> [文書の抜粋]
'''

2024/02/13
JRA日高育成牧場です。
2022/11/09
11月に入り最低気温が0℃近くになる朝もあり、いよいよ冬への季節の移り変わりを感じる浦河です。
さて、前回は離乳のストレスを緩和する目的でJRA日高育成牧場において実施している "母馬を数頭ずつ複数回に分けて群れから引き離していく"「間引き法」と呼ばれる離乳方法と離乳後の「コンパニオンホース」の導入について触れました。今回は、「コンパニオンホース」の導入がどの程度ストレスを緩和しているかについて、ひとつの目安となる離乳後の体重の変化から検証したいと思います。
写真1.離乳後の当歳馬とコンパニオンホース(赤矢印)の群れ
日高育成牧場において、離乳時のコンパニオンホースを導入する前と導入した後の離乳当日朝と翌朝との子馬の体重増減量を比較した結果、コンパニオンホース導入前は離乳後の体重は4.54kgも減少していたのに対して、導入後は2.72kgの減少に留まっていました(図1)。この差は統計学的にも有意な差であり、コンパニオンホースの導入により離乳後の当歳馬の体重減少を軽減できることが明らかとなりました。
図1.コンパニオンホース導入前後の離乳当日朝と翌朝の子馬の体重増減量
一方、コンパニオンホースを群れから引き離す際(第二の離乳)にも残された子馬達に離乳時と同程度のストレスがかかるのではないかという疑問も浮かびます。そこで、この「第二の離乳」と呼ばれる離乳後の子馬達の群れからコンパニオンホースを引き離す際のストレスについて、先ほどと同様に体重の変化から検証したいと思います。
コンパニオンホースを引き離す当日朝と翌朝との子馬の体重増減量を測定した結果、体重は0.35kg増加していました。図1でお示しした通り、離乳時は体重が減少するのが通常でありますが、コンパニオンホースを群れから引き離す際には、子馬の体重が増加すること、つまり、体重が減少するほどのストレスがない可能性があることがわかりました(図2)。
図2.母馬からの離乳時およびコンパニオンホース(CH)を群れから引き離す「第二の離乳」時の当日朝と翌朝との子馬の体重増減量の比較
このように「第二の離乳」時には体重は増加しましたが子馬の中には4kgも体重が減少した馬もいました(図3)。
図3.「第二の離乳」時における当日朝と翌朝との子馬の体重増減量の内訳
以上のことから総合的に判断すると、離乳した子馬からコンパニオンホースを引き離す「第二の離乳」については、多くの場合は大きなストレスとならないが、子馬の中には注意しなくてはならない馬もいるということが示されましたので、特に当歳の子馬については日頃からよく観察し、離乳時には個体の状況を勘案して個別にケアしてあげることが重要であるといえます。

'''

> [保存済みデータ項目]
'''

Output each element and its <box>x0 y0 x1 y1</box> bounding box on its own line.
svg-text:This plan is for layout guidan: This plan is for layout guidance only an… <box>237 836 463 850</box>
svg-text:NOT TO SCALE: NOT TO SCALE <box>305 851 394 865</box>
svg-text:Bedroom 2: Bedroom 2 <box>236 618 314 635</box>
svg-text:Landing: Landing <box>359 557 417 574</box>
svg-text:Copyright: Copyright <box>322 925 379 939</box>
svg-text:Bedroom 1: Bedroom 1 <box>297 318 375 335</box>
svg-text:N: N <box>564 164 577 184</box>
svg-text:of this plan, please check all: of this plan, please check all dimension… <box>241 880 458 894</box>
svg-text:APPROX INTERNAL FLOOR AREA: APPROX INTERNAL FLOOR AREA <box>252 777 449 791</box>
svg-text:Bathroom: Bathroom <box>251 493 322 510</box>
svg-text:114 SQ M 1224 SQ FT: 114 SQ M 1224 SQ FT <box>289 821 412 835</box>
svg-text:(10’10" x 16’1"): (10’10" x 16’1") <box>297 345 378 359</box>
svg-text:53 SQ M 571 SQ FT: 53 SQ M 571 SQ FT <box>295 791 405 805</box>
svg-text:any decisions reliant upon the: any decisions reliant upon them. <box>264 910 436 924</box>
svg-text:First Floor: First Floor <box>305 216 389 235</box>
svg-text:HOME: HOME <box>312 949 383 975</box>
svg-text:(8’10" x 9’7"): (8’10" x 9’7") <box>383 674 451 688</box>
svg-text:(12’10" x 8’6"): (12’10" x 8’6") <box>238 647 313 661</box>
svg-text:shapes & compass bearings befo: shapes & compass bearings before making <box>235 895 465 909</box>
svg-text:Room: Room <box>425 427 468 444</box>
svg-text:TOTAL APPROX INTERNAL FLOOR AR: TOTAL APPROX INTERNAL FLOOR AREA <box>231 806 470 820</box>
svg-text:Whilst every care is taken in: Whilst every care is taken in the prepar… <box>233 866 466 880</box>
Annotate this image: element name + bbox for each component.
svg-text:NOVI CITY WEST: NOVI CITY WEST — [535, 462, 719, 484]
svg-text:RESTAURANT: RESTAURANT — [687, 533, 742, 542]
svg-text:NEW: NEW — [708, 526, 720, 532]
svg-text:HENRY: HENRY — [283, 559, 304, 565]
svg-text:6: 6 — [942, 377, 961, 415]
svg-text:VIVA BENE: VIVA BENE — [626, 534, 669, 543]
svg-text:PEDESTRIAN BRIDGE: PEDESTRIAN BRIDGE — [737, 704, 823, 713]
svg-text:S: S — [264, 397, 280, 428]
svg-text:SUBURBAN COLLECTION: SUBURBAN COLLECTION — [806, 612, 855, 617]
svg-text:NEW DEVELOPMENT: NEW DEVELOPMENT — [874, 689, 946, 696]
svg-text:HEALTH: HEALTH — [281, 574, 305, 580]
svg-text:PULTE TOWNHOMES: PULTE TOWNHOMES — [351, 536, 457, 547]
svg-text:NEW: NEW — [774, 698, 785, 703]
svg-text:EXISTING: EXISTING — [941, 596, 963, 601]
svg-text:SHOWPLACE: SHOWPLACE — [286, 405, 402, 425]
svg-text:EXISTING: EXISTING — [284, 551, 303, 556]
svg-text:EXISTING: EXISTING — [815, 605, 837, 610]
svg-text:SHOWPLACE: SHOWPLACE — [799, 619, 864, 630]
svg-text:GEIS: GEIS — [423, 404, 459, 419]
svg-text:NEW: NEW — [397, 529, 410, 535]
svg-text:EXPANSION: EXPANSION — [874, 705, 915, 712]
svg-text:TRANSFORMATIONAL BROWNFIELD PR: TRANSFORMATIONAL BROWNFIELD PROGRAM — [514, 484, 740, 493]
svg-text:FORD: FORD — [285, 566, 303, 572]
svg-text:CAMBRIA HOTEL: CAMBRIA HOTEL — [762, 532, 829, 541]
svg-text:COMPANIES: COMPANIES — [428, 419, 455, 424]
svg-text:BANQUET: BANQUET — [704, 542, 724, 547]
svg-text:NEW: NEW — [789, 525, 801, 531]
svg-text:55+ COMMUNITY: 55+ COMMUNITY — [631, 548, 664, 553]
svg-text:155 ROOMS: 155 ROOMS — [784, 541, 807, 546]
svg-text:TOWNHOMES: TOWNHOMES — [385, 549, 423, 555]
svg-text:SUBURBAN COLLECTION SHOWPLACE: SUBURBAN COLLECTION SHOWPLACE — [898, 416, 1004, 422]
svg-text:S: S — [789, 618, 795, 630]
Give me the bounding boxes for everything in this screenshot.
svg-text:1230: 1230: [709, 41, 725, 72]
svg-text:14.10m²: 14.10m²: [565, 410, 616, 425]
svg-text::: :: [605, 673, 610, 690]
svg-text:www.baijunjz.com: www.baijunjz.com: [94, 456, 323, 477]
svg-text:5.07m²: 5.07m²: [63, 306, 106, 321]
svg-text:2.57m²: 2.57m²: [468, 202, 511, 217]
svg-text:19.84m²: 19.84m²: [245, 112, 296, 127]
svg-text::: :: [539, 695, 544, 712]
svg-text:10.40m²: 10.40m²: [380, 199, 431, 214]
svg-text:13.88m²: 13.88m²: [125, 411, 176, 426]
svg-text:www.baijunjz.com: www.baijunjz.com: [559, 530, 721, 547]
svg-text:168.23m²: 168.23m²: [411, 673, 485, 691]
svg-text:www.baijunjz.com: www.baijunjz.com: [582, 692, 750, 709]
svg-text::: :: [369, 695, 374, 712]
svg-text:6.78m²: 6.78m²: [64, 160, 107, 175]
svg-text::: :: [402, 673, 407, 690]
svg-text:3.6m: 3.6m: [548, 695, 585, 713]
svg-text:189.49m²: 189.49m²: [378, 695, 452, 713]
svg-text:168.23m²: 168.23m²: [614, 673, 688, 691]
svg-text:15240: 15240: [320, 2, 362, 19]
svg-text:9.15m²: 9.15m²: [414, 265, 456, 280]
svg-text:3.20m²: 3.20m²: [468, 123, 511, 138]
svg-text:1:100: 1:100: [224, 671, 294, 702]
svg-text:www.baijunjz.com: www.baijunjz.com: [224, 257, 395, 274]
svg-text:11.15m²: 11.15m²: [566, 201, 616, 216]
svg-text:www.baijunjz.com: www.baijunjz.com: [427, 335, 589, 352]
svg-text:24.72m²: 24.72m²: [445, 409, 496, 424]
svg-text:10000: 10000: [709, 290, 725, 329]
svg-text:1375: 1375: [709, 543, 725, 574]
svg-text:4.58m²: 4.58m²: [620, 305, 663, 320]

'''

> [課題の内容] コンパニオンホースに関する文書に載っている「図」を、番号と表題の組で残らず書き出しなさい。

> [問題の解答]
図1.コンパニオンホース導入前後の離乳当日朝と翌朝の子馬の体重増減量
図2.母馬からの離乳時およびコンパニオンホース(CH)を群れから引き離す「第二の離乳」時の当日朝と翌朝との子馬の体重増減量の比較
図3.「第二の離乳」時における当日朝と翌朝との子馬の体重増減量の内訳